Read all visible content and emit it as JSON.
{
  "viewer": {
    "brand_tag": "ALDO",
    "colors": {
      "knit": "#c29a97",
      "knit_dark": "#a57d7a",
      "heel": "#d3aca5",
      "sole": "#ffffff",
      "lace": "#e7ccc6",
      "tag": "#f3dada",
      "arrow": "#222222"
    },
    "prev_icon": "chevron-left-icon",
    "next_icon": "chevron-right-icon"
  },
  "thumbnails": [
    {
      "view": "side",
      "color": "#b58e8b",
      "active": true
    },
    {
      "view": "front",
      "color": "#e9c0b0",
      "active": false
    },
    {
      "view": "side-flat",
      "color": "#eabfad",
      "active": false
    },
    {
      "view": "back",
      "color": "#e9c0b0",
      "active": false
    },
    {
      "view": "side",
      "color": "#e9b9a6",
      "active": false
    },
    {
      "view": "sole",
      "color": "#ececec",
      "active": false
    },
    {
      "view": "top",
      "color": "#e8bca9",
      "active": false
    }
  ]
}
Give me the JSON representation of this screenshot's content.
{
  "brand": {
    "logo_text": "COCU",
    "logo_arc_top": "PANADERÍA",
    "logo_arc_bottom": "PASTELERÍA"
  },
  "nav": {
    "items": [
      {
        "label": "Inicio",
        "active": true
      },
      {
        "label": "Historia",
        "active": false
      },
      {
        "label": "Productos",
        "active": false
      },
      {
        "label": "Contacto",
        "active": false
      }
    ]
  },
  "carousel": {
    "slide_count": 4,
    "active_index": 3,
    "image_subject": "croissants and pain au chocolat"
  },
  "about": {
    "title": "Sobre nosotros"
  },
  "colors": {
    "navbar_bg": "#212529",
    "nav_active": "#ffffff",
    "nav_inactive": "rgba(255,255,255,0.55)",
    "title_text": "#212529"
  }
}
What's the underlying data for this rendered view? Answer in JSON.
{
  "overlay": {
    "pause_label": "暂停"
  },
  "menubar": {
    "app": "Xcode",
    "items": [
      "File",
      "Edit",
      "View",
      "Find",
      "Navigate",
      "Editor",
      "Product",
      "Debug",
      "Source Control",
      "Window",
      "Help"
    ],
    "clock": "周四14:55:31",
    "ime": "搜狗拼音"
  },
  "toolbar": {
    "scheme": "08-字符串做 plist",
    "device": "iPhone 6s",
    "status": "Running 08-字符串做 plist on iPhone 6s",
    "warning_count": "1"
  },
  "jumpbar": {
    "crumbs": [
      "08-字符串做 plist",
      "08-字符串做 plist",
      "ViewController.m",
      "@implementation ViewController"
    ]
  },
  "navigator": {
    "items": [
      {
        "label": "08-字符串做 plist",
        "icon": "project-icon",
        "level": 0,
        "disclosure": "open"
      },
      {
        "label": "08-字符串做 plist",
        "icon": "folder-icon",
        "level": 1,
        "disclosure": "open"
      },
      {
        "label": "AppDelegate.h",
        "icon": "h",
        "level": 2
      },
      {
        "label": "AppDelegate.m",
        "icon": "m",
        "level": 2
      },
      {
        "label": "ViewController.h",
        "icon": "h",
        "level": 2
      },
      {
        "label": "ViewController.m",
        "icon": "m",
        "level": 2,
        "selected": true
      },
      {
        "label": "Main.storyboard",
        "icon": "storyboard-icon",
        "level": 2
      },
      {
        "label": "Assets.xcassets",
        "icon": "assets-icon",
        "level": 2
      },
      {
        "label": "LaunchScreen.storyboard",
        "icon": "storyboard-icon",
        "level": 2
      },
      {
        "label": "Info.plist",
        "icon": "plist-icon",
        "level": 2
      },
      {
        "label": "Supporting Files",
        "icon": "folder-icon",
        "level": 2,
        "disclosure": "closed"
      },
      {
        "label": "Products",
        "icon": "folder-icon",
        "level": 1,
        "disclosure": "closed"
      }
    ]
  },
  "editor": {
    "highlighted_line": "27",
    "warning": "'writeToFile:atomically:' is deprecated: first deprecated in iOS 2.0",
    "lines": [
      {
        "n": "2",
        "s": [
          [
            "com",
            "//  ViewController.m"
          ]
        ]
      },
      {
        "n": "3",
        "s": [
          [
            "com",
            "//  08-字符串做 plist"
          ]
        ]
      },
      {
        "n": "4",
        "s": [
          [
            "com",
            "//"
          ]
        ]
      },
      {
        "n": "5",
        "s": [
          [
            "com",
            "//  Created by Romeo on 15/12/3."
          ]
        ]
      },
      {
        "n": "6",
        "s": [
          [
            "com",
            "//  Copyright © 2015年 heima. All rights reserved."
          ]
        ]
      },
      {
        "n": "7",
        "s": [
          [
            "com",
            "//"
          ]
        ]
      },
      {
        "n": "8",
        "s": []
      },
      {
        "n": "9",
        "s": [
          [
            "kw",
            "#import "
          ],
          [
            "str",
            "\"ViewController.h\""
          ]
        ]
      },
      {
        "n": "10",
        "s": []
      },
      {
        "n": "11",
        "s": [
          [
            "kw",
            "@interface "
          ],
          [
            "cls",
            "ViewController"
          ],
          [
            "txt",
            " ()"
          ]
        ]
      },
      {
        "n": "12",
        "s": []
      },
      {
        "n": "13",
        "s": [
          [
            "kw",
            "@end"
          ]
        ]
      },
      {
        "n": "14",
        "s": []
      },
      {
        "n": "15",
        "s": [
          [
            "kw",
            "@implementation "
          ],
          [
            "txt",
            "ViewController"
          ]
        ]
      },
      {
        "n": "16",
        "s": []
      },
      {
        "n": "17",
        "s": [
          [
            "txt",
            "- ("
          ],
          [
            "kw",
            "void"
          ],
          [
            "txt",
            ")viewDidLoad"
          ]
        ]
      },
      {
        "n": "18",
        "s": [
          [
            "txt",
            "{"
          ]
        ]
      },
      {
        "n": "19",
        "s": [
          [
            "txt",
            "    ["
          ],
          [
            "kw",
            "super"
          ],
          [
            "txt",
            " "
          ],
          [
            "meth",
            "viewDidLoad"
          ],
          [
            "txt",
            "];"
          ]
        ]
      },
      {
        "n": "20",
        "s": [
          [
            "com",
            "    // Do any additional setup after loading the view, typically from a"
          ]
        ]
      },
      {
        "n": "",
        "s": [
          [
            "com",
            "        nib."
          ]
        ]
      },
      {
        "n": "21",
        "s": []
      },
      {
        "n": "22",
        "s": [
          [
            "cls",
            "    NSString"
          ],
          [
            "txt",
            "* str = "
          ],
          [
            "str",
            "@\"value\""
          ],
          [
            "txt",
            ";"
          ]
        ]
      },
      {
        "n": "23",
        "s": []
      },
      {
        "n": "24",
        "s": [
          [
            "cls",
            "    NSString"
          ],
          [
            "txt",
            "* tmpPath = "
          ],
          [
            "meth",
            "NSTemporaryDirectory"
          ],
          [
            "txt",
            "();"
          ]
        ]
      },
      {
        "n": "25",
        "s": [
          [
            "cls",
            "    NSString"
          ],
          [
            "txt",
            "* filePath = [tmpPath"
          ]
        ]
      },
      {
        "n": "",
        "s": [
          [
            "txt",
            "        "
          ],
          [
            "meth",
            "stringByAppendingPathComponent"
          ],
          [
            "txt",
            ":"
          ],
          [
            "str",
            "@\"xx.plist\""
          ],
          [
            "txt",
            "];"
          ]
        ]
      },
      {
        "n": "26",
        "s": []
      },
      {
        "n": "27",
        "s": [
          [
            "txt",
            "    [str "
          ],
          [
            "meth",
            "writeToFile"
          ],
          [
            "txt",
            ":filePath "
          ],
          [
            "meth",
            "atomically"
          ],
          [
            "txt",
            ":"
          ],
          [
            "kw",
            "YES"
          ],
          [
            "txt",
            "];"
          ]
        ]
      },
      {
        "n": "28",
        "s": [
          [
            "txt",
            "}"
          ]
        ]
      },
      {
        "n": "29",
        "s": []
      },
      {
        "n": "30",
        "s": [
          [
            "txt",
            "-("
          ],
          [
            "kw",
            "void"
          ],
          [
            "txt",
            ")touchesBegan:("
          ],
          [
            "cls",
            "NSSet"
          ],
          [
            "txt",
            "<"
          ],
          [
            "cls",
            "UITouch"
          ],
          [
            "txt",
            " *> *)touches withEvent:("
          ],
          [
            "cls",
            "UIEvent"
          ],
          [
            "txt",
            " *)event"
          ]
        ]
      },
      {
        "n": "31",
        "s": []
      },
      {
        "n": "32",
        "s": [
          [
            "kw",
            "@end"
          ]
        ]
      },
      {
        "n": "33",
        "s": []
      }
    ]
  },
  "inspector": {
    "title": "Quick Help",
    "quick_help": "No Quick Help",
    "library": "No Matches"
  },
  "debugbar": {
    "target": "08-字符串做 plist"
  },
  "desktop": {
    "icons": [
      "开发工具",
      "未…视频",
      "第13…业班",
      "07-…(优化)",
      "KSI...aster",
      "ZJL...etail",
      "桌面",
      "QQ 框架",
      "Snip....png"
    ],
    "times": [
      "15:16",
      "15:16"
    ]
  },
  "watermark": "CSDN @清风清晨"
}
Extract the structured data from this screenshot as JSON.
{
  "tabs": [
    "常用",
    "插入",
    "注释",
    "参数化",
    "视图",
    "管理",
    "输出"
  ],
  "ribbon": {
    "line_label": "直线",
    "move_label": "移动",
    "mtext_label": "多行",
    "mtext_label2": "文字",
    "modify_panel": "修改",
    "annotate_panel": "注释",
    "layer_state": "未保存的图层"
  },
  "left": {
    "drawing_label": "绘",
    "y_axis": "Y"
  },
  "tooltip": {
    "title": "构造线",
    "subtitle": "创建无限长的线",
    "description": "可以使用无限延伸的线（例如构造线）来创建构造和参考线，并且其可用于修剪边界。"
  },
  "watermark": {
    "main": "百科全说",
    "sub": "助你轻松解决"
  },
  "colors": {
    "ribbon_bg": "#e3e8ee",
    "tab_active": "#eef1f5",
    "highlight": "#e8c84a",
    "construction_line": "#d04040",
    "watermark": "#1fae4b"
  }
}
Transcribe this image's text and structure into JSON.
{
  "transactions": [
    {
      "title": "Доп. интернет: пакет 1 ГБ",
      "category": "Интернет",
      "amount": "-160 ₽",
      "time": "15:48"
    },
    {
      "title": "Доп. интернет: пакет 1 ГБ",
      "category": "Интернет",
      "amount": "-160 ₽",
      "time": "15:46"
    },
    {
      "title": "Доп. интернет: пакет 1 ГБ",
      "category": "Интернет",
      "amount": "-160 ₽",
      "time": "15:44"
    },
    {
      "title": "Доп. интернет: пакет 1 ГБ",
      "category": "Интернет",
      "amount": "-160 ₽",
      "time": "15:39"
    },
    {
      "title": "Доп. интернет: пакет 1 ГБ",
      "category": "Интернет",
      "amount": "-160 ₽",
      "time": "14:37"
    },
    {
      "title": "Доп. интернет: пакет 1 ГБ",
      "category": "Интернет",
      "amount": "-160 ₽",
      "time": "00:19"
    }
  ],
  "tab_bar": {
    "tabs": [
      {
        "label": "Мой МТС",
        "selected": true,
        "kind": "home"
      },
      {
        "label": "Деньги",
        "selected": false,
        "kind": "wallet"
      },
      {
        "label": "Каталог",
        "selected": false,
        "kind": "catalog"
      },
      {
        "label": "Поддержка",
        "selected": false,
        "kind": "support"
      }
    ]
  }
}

• [Short exercise] Ascertain the number of lines in the entries that include the word "Quick", and report only that number.

• [Answer to this exercise] 2